_AIM_. Write out, character for character, the entries running from the line that contains "- data-point-marker: [175, 327, 185, 337]" through the line that contains "- data-point-marker: [701, 233, 711, 242]", including both of those lines.

_INFORMATION PROVIDED_.
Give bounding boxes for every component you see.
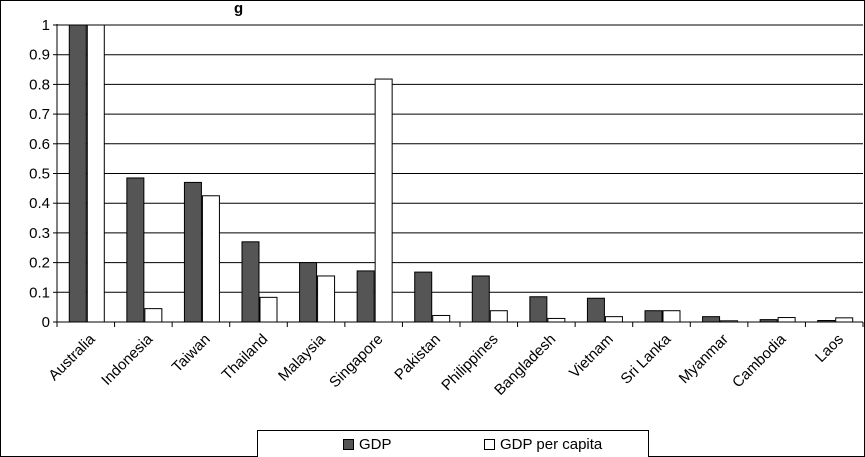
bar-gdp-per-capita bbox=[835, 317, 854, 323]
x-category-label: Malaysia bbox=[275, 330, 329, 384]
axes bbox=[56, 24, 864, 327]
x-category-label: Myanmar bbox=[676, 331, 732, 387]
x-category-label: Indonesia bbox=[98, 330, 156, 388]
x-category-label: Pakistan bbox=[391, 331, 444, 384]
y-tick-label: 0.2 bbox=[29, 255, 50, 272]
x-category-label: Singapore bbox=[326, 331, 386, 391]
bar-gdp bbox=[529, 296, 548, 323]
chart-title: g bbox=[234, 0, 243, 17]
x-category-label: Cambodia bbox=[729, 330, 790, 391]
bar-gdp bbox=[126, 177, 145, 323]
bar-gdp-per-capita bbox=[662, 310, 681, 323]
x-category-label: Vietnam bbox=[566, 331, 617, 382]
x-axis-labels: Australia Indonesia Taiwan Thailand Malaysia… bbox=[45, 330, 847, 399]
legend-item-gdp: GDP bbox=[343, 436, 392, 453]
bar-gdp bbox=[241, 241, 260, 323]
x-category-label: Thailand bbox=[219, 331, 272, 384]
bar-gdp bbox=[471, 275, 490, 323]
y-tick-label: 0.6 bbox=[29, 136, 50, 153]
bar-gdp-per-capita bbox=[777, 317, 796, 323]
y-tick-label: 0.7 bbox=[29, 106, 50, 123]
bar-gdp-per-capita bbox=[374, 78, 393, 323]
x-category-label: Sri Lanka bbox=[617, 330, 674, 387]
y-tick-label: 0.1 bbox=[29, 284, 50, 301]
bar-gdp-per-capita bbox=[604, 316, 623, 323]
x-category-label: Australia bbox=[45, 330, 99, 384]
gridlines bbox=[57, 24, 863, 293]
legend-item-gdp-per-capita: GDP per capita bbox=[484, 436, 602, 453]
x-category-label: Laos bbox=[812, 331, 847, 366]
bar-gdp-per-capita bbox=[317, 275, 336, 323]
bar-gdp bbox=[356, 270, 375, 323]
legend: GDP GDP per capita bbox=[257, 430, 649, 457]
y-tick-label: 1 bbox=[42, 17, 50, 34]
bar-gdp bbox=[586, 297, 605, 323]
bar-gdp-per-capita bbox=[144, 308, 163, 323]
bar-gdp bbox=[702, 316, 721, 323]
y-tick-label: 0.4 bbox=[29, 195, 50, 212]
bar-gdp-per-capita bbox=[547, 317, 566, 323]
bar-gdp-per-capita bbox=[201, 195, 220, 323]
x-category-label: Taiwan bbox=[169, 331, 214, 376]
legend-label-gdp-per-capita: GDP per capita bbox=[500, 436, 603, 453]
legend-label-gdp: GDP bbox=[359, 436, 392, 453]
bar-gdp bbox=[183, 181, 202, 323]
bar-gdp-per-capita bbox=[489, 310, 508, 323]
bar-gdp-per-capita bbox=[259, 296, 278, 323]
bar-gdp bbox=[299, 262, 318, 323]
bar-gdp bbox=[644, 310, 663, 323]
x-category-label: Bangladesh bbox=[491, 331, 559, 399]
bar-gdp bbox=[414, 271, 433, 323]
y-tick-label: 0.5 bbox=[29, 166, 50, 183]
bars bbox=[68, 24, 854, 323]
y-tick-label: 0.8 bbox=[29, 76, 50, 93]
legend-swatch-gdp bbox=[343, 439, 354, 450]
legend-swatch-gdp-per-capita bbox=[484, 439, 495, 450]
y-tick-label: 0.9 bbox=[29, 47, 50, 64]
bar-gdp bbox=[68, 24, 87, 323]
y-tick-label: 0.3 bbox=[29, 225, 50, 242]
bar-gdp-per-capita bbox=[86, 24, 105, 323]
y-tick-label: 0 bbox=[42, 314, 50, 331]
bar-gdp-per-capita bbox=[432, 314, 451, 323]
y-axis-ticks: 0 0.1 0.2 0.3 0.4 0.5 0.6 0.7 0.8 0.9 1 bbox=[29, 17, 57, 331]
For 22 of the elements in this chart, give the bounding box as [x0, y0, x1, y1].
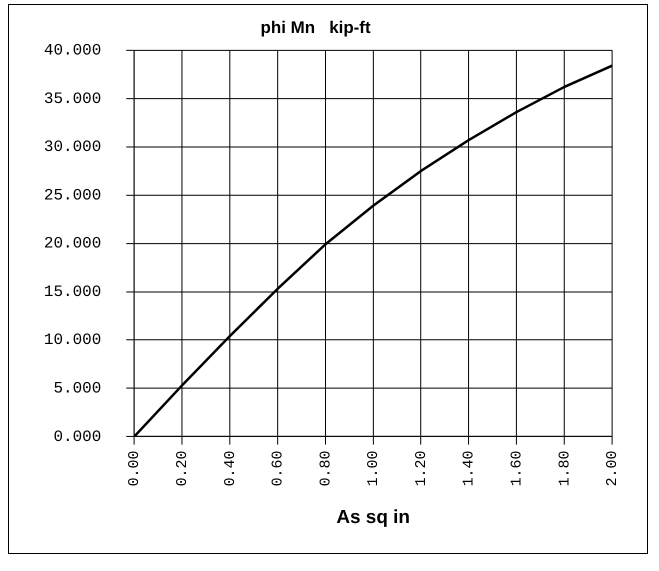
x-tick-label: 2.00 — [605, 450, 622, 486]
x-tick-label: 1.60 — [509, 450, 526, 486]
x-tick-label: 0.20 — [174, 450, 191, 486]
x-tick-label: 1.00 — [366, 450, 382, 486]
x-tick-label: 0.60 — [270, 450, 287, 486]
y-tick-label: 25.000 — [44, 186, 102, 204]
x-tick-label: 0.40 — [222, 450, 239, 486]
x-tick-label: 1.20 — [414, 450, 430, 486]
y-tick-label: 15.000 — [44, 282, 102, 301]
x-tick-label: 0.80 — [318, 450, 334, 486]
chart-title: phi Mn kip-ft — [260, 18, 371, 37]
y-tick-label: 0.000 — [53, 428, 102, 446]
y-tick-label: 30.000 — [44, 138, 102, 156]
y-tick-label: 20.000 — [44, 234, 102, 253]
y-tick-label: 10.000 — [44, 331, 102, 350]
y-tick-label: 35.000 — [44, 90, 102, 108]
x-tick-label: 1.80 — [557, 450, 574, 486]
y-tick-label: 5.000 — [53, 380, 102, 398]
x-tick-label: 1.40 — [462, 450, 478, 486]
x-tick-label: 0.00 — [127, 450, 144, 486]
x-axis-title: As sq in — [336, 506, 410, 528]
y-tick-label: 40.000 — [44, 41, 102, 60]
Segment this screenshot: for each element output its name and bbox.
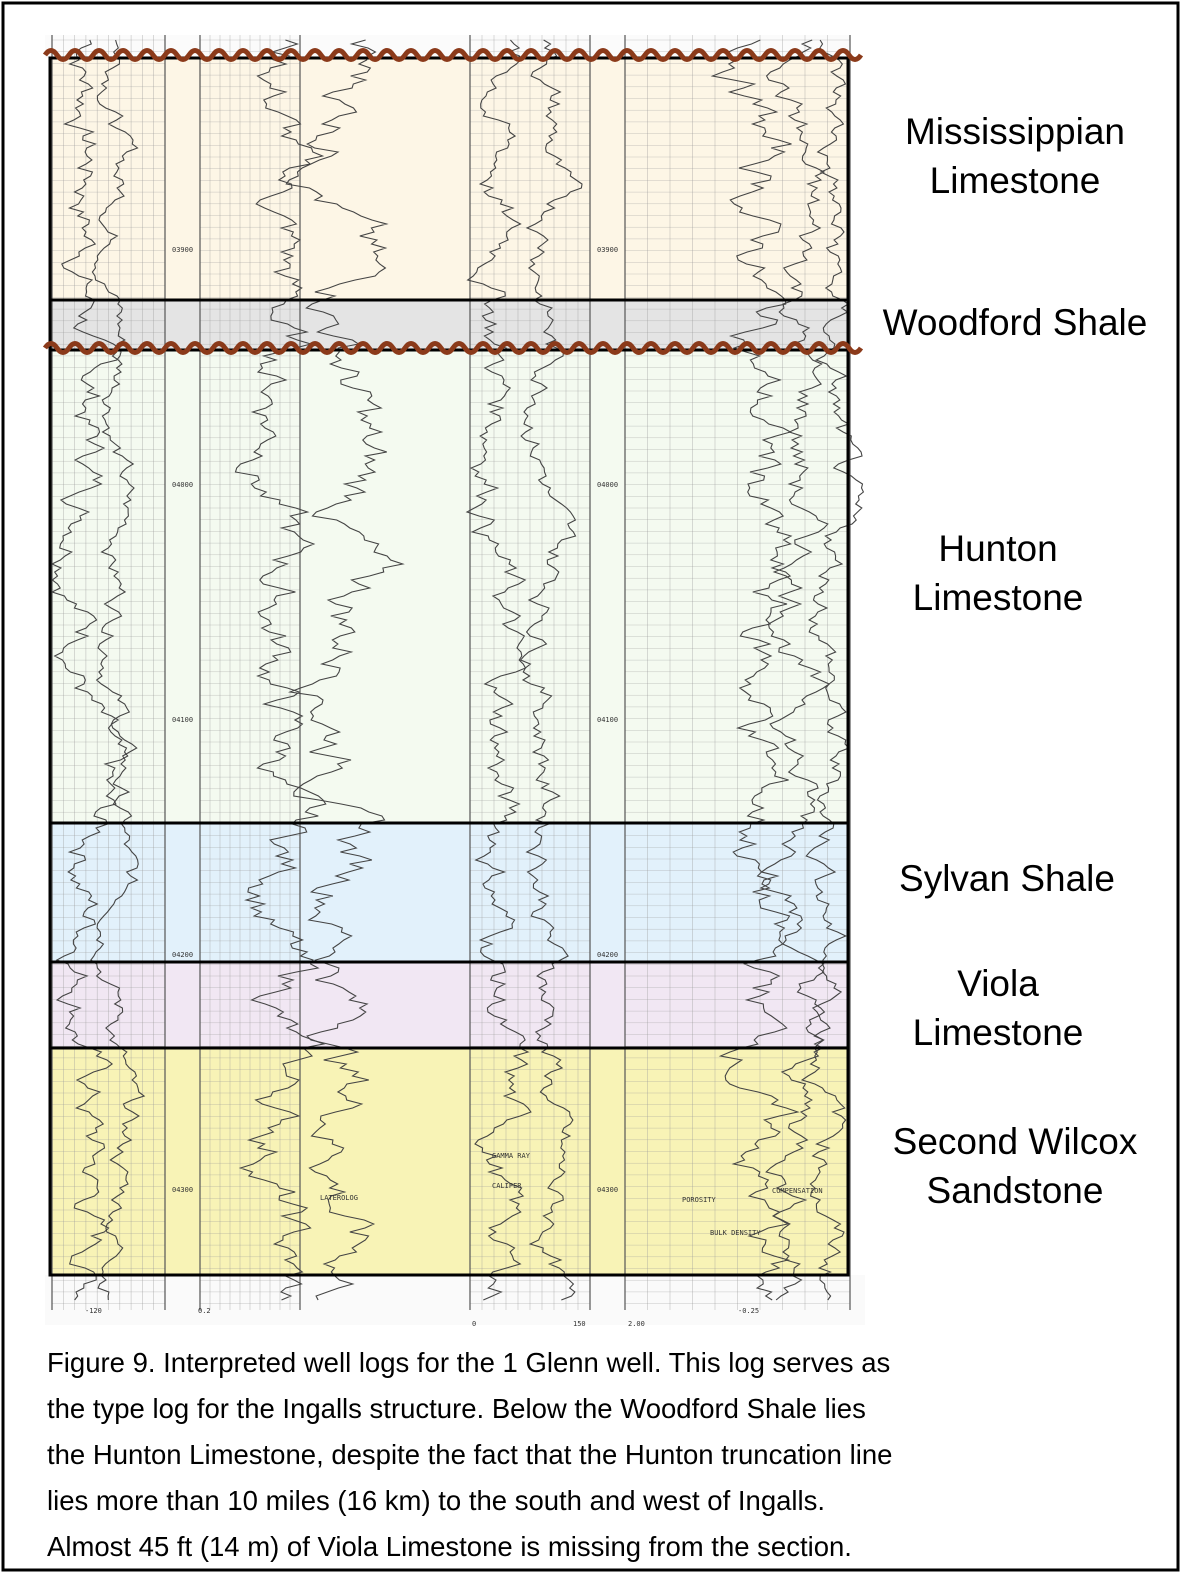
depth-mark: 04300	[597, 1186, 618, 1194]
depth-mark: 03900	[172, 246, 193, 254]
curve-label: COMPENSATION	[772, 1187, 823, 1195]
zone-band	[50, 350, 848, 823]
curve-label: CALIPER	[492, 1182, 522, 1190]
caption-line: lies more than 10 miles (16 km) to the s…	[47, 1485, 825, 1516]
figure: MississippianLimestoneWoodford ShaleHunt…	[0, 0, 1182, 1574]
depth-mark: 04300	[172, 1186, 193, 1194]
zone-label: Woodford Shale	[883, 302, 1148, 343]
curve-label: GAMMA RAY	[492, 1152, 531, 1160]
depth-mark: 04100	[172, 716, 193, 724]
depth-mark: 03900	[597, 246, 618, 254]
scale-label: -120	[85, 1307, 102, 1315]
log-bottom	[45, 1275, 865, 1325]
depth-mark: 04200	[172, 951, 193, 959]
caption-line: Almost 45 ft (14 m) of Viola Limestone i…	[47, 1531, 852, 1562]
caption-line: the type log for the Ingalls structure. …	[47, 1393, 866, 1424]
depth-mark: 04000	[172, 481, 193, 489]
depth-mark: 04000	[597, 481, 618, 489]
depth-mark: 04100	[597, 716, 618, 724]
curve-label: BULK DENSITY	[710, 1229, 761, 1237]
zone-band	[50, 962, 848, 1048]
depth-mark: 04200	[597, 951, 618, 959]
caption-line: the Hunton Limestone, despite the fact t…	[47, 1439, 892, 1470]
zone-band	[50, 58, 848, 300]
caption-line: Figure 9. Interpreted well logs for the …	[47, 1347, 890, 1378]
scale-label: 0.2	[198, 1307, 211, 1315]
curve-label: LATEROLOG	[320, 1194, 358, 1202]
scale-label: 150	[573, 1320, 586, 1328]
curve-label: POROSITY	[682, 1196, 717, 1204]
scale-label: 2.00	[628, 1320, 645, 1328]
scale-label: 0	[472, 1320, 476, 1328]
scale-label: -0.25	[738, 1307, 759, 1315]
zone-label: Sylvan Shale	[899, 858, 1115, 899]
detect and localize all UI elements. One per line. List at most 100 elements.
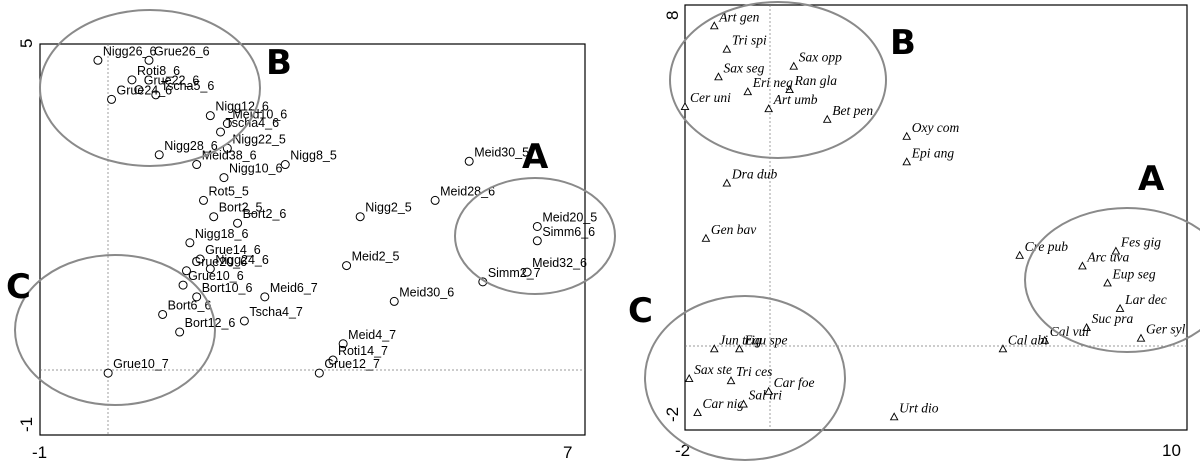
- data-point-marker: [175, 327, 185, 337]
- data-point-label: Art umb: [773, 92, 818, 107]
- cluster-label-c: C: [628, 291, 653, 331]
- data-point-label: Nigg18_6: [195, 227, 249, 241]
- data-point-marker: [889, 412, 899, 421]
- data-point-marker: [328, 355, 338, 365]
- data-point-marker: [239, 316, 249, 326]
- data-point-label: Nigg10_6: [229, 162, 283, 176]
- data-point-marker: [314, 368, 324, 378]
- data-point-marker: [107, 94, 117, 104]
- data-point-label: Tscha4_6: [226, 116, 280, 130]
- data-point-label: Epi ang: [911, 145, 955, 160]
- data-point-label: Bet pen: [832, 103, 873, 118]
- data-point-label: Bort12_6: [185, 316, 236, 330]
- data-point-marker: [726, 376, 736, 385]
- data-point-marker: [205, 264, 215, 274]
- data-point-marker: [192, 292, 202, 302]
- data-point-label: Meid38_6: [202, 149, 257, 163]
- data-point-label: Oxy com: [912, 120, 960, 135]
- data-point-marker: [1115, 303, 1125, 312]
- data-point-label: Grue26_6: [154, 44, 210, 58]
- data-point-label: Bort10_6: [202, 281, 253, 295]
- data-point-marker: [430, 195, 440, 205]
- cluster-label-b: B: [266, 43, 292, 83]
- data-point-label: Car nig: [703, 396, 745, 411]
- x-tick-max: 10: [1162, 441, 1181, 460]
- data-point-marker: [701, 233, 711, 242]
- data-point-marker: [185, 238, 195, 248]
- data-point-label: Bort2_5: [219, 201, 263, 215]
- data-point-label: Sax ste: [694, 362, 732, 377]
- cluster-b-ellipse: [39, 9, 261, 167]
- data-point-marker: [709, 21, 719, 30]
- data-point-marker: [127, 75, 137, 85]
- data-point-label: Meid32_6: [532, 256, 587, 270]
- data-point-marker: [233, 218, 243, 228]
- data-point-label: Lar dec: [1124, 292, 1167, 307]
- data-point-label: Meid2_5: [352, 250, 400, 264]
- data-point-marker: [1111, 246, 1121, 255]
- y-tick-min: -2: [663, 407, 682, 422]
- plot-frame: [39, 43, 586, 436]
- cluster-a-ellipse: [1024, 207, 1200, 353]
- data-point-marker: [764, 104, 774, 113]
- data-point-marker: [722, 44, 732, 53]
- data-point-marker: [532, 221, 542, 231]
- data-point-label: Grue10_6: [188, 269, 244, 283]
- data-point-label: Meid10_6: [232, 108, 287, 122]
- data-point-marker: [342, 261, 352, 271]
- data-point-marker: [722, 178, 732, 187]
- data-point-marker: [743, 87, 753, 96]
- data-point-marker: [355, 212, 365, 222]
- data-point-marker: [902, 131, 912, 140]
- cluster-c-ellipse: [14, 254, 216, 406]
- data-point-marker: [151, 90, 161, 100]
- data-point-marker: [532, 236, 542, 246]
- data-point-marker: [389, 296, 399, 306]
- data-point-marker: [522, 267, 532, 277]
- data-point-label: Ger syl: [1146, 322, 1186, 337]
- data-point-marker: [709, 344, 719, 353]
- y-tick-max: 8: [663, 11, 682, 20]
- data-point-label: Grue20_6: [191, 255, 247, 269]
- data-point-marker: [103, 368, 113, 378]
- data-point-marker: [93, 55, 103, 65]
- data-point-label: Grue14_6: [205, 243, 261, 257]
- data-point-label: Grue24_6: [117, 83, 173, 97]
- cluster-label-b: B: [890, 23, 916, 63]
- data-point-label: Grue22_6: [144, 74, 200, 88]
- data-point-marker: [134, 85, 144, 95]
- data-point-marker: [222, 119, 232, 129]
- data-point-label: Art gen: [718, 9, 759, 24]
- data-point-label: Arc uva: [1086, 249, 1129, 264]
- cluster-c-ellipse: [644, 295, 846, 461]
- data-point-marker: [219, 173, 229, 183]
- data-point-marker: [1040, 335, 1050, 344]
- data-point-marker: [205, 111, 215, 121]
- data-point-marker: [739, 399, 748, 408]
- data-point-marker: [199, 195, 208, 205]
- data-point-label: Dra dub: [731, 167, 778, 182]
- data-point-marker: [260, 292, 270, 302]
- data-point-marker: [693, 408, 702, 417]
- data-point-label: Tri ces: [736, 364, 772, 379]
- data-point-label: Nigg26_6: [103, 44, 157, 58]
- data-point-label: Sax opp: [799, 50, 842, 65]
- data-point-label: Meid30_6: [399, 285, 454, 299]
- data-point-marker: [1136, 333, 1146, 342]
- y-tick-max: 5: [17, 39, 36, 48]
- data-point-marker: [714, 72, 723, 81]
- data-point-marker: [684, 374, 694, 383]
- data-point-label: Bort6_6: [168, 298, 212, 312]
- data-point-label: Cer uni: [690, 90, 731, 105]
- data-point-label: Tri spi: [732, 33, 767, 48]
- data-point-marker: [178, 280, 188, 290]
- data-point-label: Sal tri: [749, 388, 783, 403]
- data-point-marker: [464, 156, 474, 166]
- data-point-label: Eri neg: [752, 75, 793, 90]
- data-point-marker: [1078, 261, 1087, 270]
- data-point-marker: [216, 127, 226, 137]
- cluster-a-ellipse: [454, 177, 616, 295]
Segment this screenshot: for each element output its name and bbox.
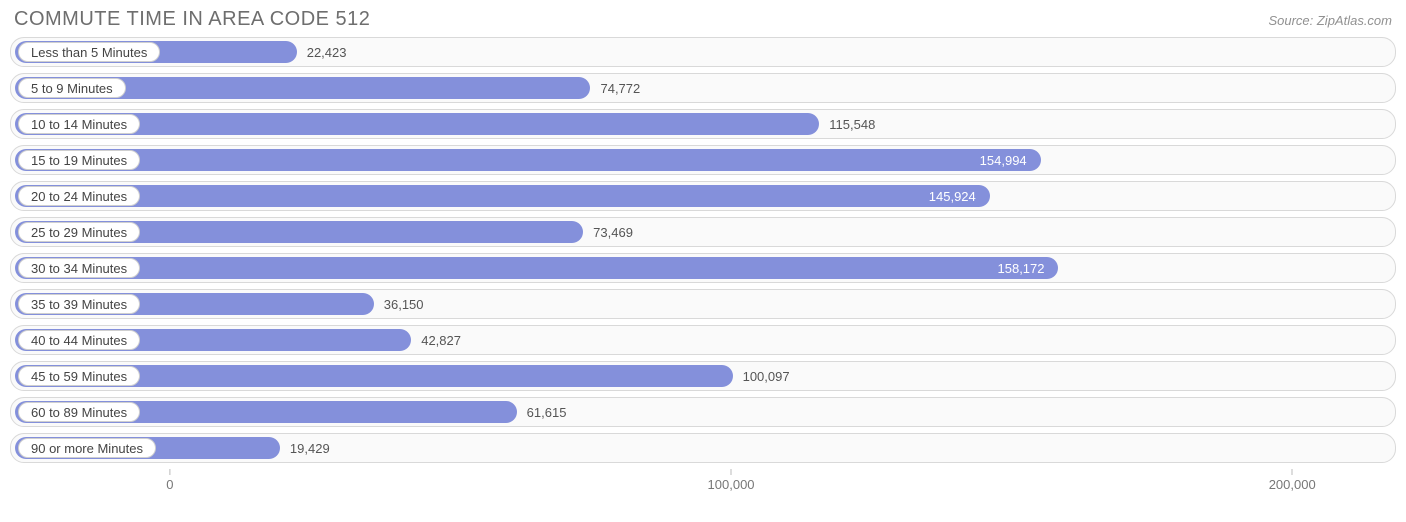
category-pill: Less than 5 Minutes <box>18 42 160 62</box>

_ANSWER_.
- data-point-marker: [175, 327, 185, 337]
- data-point-label: Art umb: [773, 92, 818, 107]
- cluster-label-c: C: [628, 291, 653, 331]
- data-point-label: Nigg18_6: [195, 227, 249, 241]
- data-point-marker: [889, 412, 899, 421]
- data-point-marker: [328, 355, 338, 365]
- data-point-marker: [239, 316, 249, 326]
- data-point-label: Nigg10_6: [229, 162, 283, 176]
- data-point-marker: [314, 368, 324, 378]
- data-point-marker: [107, 94, 117, 104]
- data-point-label: Tscha4_6: [226, 116, 280, 130]
- data-point-label: Epi ang: [911, 145, 955, 160]
- data-point-label: Bet pen: [832, 103, 873, 118]
- data-point-label: Bort12_6: [185, 316, 236, 330]
- data-point-marker: [726, 376, 736, 385]
- data-point-marker: [205, 264, 215, 274]
- data-point-marker: [192, 292, 202, 302]
- data-point-label: Meid38_6: [202, 149, 257, 163]
- data-point-label: Oxy com: [912, 120, 960, 135]
- data-point-marker: [1115, 303, 1125, 312]
- data-point-label: Grue26_6: [154, 44, 210, 58]
- data-point-label: Bort10_6: [202, 281, 253, 295]
- data-point-marker: [430, 195, 440, 205]
- cluster-label-b: B: [266, 43, 292, 83]
- data-point-label: Car nig: [703, 396, 745, 411]
- x-tick-max: 10: [1162, 441, 1181, 460]
- data-point-marker: [701, 233, 711, 242]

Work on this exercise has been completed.